[Begin The records]
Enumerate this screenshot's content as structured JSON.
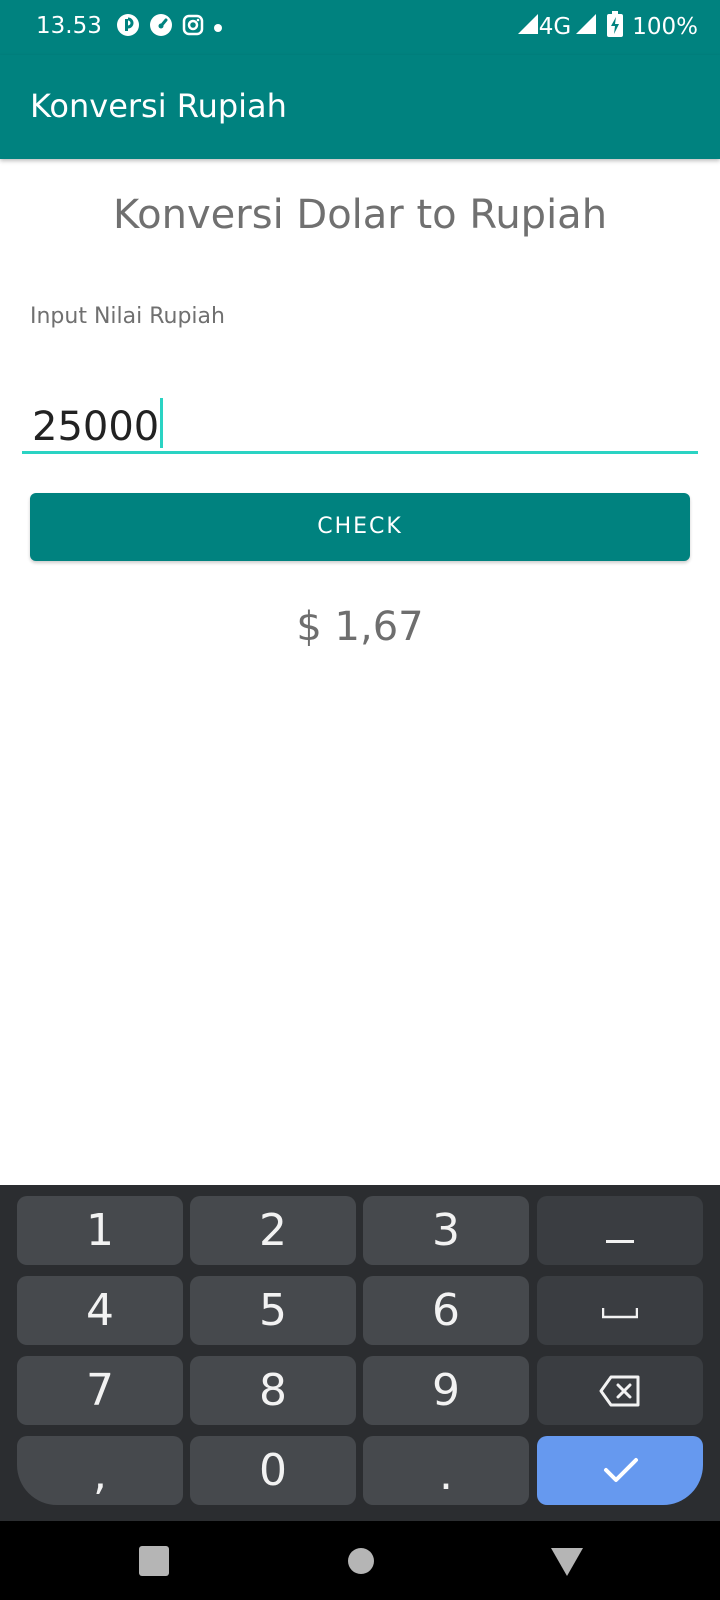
{
  "status_bar": {
    "time": "13.53",
    "network": "4G",
    "battery": "100%"
  },
  "app_bar": {
    "title": "Konversi Rupiah"
  },
  "main": {
    "heading": "Konversi Dolar to Rupiah",
    "input_label": "Input Nilai Rupiah",
    "input_value": "25000",
    "check_label": "CHECK",
    "result": "$ 1,67"
  },
  "keyboard": {
    "keys": [
      "1",
      "2",
      "3",
      "4",
      "5",
      "6",
      "7",
      "8",
      "9",
      ",",
      "0",
      "."
    ],
    "icons": [
      "minus-icon",
      "space-icon",
      "backspace-icon",
      "check-icon"
    ]
  },
  "navigation": {
    "icons": [
      "recents-icon",
      "home-icon",
      "back-icon"
    ]
  },
  "colors": {
    "primary": "#00827f",
    "accent": "#2ad3c3",
    "enter_key": "#6699ef",
    "keyboard_bg": "#2b2d30"
  }
}
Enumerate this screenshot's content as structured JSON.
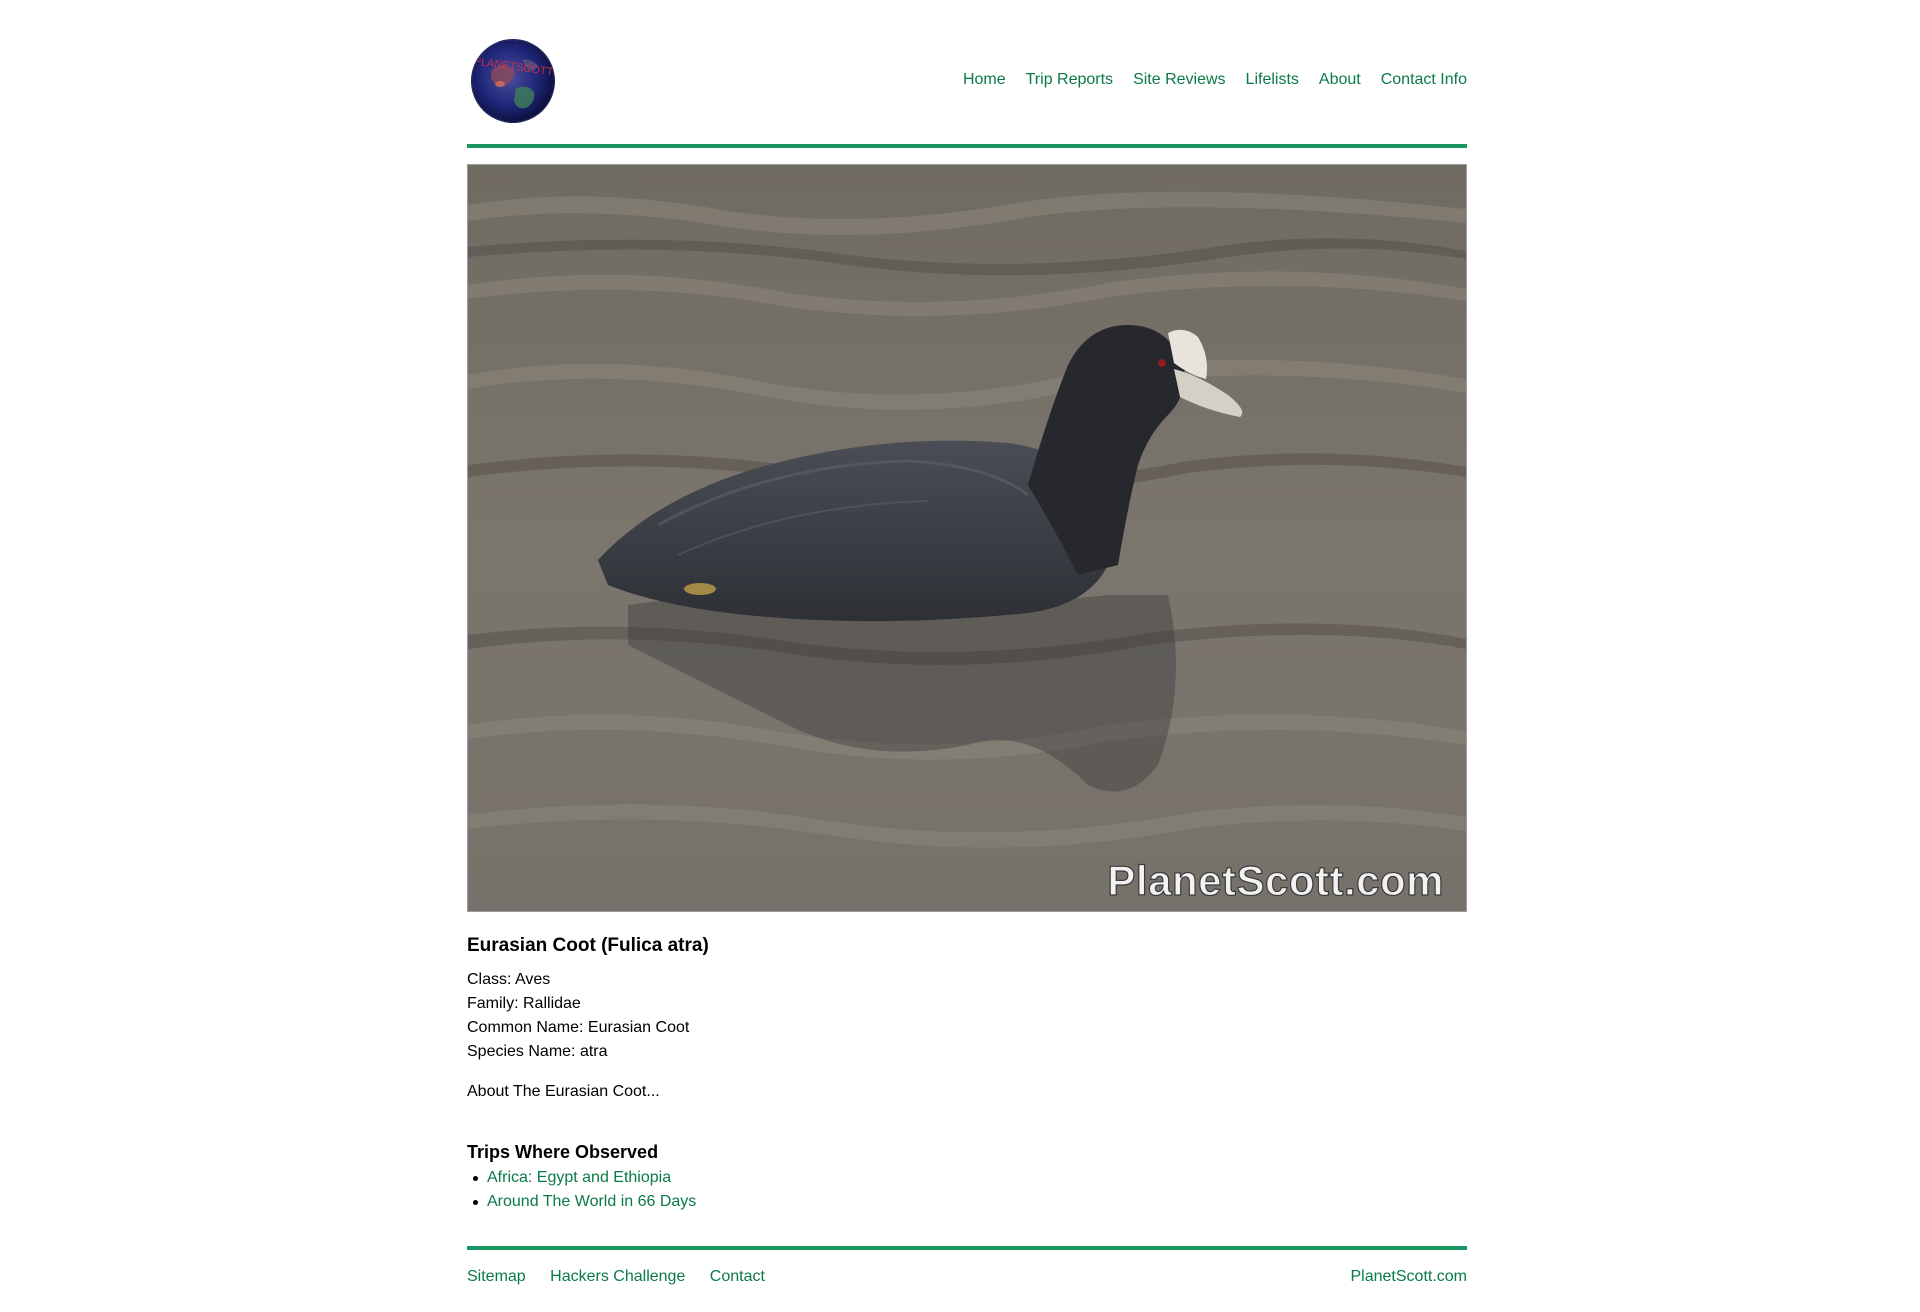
{
  "header": {
    "logo_text": "PLANETSCOTT",
    "nav": [
      "Home",
      "Trip Reports",
      "Site Reviews",
      "Lifelists",
      "About",
      "Contact Info"
    ]
  },
  "hero": {
    "watermark": "PlanetScott.com"
  },
  "species": {
    "title": "Eurasian Coot (Fulica atra)",
    "class_line": "Class: Aves",
    "family_line": "Family: Rallidae",
    "common_line": "Common Name: Eurasian Coot",
    "species_line": "Species Name: atra",
    "about": "About The Eurasian Coot..."
  },
  "trips": {
    "heading": "Trips Where Observed",
    "items": [
      "Africa: Egypt and Ethiopia",
      "Around The World in 66 Days"
    ]
  },
  "footer": {
    "links": [
      "Sitemap",
      "Hackers Challenge",
      "Contact"
    ],
    "site": "PlanetScott.com"
  },
  "colors": {
    "link": "#0a7a46",
    "rule": "#1b9462"
  }
}
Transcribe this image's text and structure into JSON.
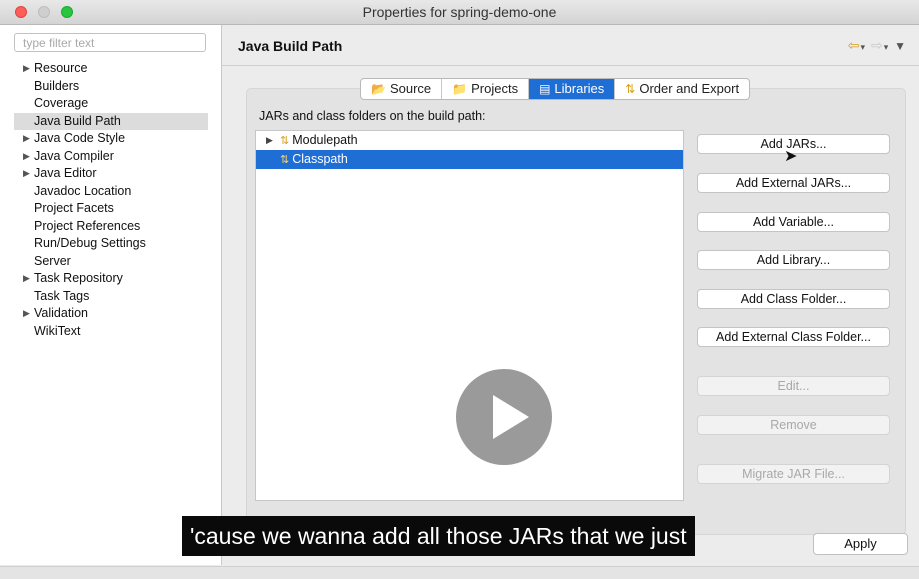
{
  "window": {
    "title": "Properties for spring-demo-one"
  },
  "sidebar": {
    "filter_placeholder": "type filter text",
    "items": [
      {
        "label": "Resource",
        "expandable": true
      },
      {
        "label": "Builders",
        "expandable": false
      },
      {
        "label": "Coverage",
        "expandable": false
      },
      {
        "label": "Java Build Path",
        "expandable": false,
        "selected": true
      },
      {
        "label": "Java Code Style",
        "expandable": true
      },
      {
        "label": "Java Compiler",
        "expandable": true
      },
      {
        "label": "Java Editor",
        "expandable": true
      },
      {
        "label": "Javadoc Location",
        "expandable": false
      },
      {
        "label": "Project Facets",
        "expandable": false
      },
      {
        "label": "Project References",
        "expandable": false
      },
      {
        "label": "Run/Debug Settings",
        "expandable": false
      },
      {
        "label": "Server",
        "expandable": false
      },
      {
        "label": "Task Repository",
        "expandable": true
      },
      {
        "label": "Task Tags",
        "expandable": false
      },
      {
        "label": "Validation",
        "expandable": true
      },
      {
        "label": "WikiText",
        "expandable": false
      }
    ]
  },
  "main": {
    "title": "Java Build Path",
    "tabs": [
      {
        "label": "Source",
        "icon": "source-folder-icon"
      },
      {
        "label": "Projects",
        "icon": "projects-folder-icon"
      },
      {
        "label": "Libraries",
        "icon": "libraries-icon",
        "active": true
      },
      {
        "label": "Order and Export",
        "icon": "order-export-icon"
      }
    ],
    "panel_label": "JARs and class folders on the build path:",
    "tree": [
      {
        "label": "Modulepath",
        "expandable": true,
        "selected": false
      },
      {
        "label": "Classpath",
        "expandable": false,
        "selected": true
      }
    ],
    "buttons": [
      {
        "label": "Add JARs...",
        "enabled": true
      },
      {
        "label": "Add External JARs...",
        "enabled": true
      },
      {
        "label": "Add Variable...",
        "enabled": true
      },
      {
        "label": "Add Library...",
        "enabled": true
      },
      {
        "label": "Add Class Folder...",
        "enabled": true
      },
      {
        "label": "Add External Class Folder...",
        "enabled": true
      },
      {
        "label": "Edit...",
        "enabled": false
      },
      {
        "label": "Remove",
        "enabled": false
      },
      {
        "label": "Migrate JAR File...",
        "enabled": false
      }
    ]
  },
  "footer": {
    "apply_label": "Apply"
  },
  "video": {
    "caption": "'cause we wanna add all those JARs that we just"
  },
  "colors": {
    "accent": "#1e6ed6",
    "caption_bg": "#0a0a0a"
  }
}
[End The records]
Show, from the listing above, each line that contains the word "heading".

Reply:
    "heading": "Konversi Dolar to Rupiah",
    "heading": "Trips Where Observed",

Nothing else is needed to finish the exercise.